◆ **Work to be completed**
Exclude the pictures and return every line exactly as written.

◆ **Records shown**

◇ ◇ ◇ ◇ ◇ ◇ ◇

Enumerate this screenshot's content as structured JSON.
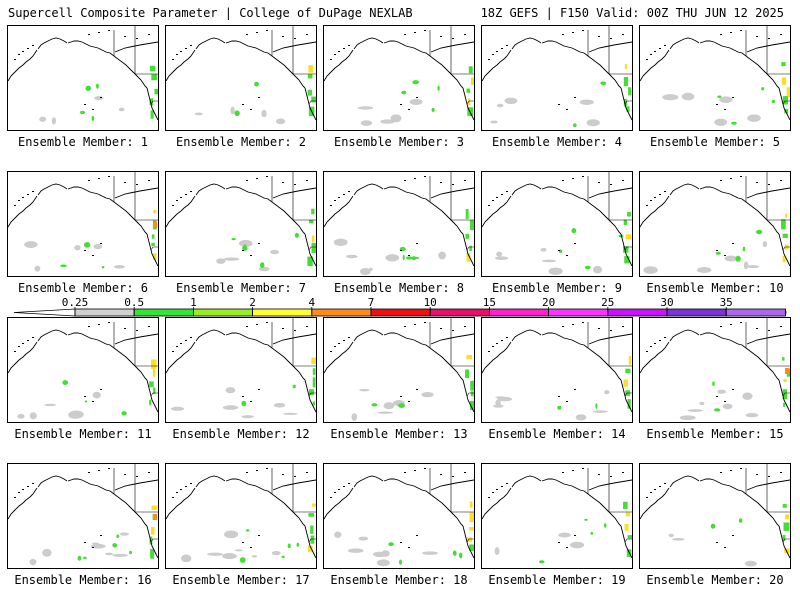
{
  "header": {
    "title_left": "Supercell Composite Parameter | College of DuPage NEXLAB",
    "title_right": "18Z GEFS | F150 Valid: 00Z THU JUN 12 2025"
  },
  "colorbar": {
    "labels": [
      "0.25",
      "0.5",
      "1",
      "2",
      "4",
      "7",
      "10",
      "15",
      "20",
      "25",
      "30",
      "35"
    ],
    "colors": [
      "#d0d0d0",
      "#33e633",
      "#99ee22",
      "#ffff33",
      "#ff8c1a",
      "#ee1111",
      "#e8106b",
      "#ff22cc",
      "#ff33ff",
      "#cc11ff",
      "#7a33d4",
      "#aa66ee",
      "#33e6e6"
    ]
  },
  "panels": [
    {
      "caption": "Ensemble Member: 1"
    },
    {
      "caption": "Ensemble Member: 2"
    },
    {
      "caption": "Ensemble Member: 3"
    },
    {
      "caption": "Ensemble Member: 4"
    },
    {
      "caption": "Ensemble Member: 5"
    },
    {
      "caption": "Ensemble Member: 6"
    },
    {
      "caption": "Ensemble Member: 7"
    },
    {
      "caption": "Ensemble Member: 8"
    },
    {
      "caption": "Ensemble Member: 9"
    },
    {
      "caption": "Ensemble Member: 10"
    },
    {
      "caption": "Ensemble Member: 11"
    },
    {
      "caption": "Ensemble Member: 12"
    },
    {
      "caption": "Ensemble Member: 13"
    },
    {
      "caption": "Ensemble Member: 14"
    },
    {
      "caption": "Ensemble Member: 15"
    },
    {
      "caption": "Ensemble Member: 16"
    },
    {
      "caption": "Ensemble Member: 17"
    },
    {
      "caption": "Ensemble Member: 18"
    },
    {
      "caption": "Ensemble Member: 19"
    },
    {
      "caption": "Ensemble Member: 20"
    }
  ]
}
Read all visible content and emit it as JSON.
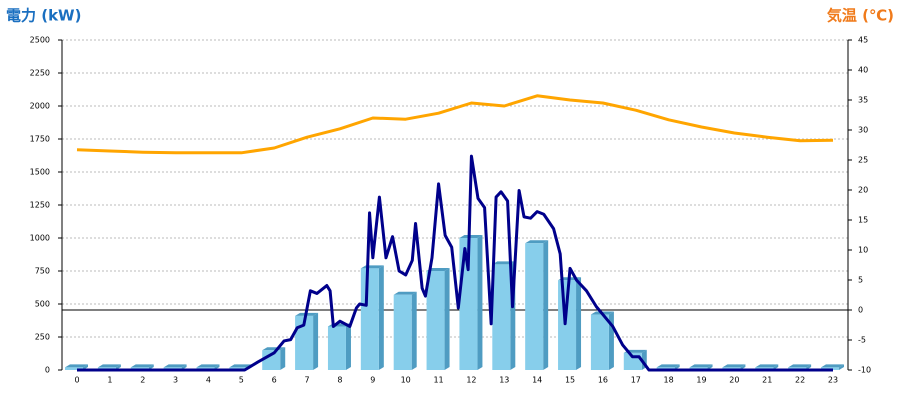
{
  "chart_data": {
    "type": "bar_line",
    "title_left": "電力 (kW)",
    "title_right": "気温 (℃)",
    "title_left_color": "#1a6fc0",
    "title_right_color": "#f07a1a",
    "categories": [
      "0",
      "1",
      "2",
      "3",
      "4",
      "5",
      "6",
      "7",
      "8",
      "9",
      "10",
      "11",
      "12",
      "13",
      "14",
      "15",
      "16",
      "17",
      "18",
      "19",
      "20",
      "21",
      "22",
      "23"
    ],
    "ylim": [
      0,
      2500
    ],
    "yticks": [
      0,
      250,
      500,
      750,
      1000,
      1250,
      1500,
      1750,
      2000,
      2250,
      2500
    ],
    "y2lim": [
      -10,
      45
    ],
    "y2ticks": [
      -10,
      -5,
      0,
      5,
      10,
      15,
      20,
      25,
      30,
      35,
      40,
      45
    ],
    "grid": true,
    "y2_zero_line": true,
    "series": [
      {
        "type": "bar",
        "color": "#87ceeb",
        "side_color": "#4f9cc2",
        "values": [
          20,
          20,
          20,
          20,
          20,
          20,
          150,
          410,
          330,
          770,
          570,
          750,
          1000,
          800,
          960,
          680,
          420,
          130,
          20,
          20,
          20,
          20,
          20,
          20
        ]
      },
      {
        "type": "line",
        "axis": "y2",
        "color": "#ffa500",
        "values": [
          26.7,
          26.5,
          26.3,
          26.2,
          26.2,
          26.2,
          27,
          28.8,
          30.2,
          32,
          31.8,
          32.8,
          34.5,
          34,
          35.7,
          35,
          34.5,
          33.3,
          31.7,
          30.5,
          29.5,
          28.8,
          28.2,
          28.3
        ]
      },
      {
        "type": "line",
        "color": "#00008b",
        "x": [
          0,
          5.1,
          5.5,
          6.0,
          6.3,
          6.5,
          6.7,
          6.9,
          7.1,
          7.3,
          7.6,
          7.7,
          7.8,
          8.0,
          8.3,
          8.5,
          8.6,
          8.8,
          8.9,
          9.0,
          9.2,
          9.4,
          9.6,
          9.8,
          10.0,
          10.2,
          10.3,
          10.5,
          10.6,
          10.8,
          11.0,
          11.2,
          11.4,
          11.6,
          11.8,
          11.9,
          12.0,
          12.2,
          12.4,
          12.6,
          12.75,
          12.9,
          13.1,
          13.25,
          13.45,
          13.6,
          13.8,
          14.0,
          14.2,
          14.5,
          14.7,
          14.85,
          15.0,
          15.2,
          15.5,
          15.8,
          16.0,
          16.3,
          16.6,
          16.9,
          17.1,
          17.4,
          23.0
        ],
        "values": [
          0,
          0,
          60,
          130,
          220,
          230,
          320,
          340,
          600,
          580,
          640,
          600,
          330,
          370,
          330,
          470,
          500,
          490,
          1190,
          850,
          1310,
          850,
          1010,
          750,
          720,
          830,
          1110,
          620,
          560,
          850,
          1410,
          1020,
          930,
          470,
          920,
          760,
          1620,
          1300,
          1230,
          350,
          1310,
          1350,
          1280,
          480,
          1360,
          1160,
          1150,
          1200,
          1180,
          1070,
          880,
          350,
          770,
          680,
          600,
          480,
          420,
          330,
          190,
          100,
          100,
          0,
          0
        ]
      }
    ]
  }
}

◇ ◇ ◇ ◇ ◇ ◇ ◇

◆ **The reply**
Enumerate this screenshot's content as structured JSON.
{
  "header": {
    "title_left": "Supercell Composite Parameter | College of DuPage NEXLAB",
    "title_right": "18Z GEFS | F150 Valid: 00Z THU JUN 12 2025"
  },
  "colorbar": {
    "labels": [
      "0.25",
      "0.5",
      "1",
      "2",
      "4",
      "7",
      "10",
      "15",
      "20",
      "25",
      "30",
      "35"
    ],
    "colors": [
      "#d0d0d0",
      "#33e633",
      "#99ee22",
      "#ffff33",
      "#ff8c1a",
      "#ee1111",
      "#e8106b",
      "#ff22cc",
      "#ff33ff",
      "#cc11ff",
      "#7a33d4",
      "#aa66ee",
      "#33e6e6"
    ]
  },
  "panels": [
    {
      "caption": "Ensemble Member: 1"
    },
    {
      "caption": "Ensemble Member: 2"
    },
    {
      "caption": "Ensemble Member: 3"
    },
    {
      "caption": "Ensemble Member: 4"
    },
    {
      "caption": "Ensemble Member: 5"
    },
    {
      "caption": "Ensemble Member: 6"
    },
    {
      "caption": "Ensemble Member: 7"
    },
    {
      "caption": "Ensemble Member: 8"
    },
    {
      "caption": "Ensemble Member: 9"
    },
    {
      "caption": "Ensemble Member: 10"
    },
    {
      "caption": "Ensemble Member: 11"
    },
    {
      "caption": "Ensemble Member: 12"
    },
    {
      "caption": "Ensemble Member: 13"
    },
    {
      "caption": "Ensemble Member: 14"
    },
    {
      "caption": "Ensemble Member: 15"
    },
    {
      "caption": "Ensemble Member: 16"
    },
    {
      "caption": "Ensemble Member: 17"
    },
    {
      "caption": "Ensemble Member: 18"
    },
    {
      "caption": "Ensemble Member: 19"
    },
    {
      "caption": "Ensemble Member: 20"
    }
  ]
}
Read all visible content and emit it as JSON.
{
  "chart_data": {
    "type": "bar_line",
    "title_left": "電力 (kW)",
    "title_right": "気温 (℃)",
    "title_left_color": "#1a6fc0",
    "title_right_color": "#f07a1a",
    "categories": [
      "0",
      "1",
      "2",
      "3",
      "4",
      "5",
      "6",
      "7",
      "8",
      "9",
      "10",
      "11",
      "12",
      "13",
      "14",
      "15",
      "16",
      "17",
      "18",
      "19",
      "20",
      "21",
      "22",
      "23"
    ],
    "ylim": [
      0,
      2500
    ],
    "yticks": [
      0,
      250,
      500,
      750,
      1000,
      1250,
      1500,
      1750,
      2000,
      2250,
      2500
    ],
    "y2lim": [
      -10,
      45
    ],
    "y2ticks": [
      -10,
      -5,
      0,
      5,
      10,
      15,
      20,
      25,
      30,
      35,
      40,
      45
    ],
    "grid": true,
    "y2_zero_line": true,
    "series": [
      {
        "type": "bar",
        "color": "#87ceeb",
        "side_color": "#4f9cc2",
        "values": [
          20,
          20,
          20,
          20,
          20,
          20,
          150,
          410,
          330,
          770,
          570,
          750,
          1000,
          800,
          960,
          680,
          420,
          130,
          20,
          20,
          20,
          20,
          20,
          20
        ]
      },
      {
        "type": "line",
        "axis": "y2",
        "color": "#ffa500",
        "values": [
          26.7,
          26.5,
          26.3,
          26.2,
          26.2,
          26.2,
          27,
          28.8,
          30.2,
          32,
          31.8,
          32.8,
          34.5,
          34,
          35.7,
          35,
          34.5,
          33.3,
          31.7,
          30.5,
          29.5,
          28.8,
          28.2,
          28.3
        ]
      },
      {
        "type": "line",
        "color": "#00008b",
        "x": [
          0,
          5.1,
          5.5,
          6.0,
          6.3,
          6.5,
          6.7,
          6.9,
          7.1,
          7.3,
          7.6,
          7.7,
          7.8,
          8.0,
          8.3,
          8.5,
          8.6,
          8.8,
          8.9,
          9.0,
          9.2,
          9.4,
          9.6,
          9.8,
          10.0,
          10.2,
          10.3,
          10.5,
          10.6,
          10.8,
          11.0,
          11.2,
          11.4,
          11.6,
          11.8,
          11.9,
          12.0,
          12.2,
          12.4,
          12.6,
          12.75,
          12.9,
          13.1,
          13.25,
          13.45,
          13.6,
          13.8,
          14.0,
          14.2,
          14.5,
          14.7,
          14.85,
          15.0,
          15.2,
          15.5,
          15.8,
          16.0,
          16.3,
          16.6,
          16.9,
          17.1,
          17.4,
          23.0
        ],
        "values": [
          0,
          0,
          60,
          130,
          220,
          230,
          320,
          340,
          600,
          580,
          640,
          600,
          330,
          370,
          330,
          470,
          500,
          490,
          1190,
          850,
          1310,
          850,
          1010,
          750,
          720,
          830,
          1110,
          620,
          560,
          850,
          1410,
          1020,
          930,
          470,
          920,
          760,
          1620,
          1300,
          1230,
          350,
          1310,
          1350,
          1280,
          480,
          1360,
          1160,
          1150,
          1200,
          1180,
          1070,
          880,
          350,
          770,
          680,
          600,
          480,
          420,
          330,
          190,
          100,
          100,
          0,
          0
        ]
      }
    ]
  }
}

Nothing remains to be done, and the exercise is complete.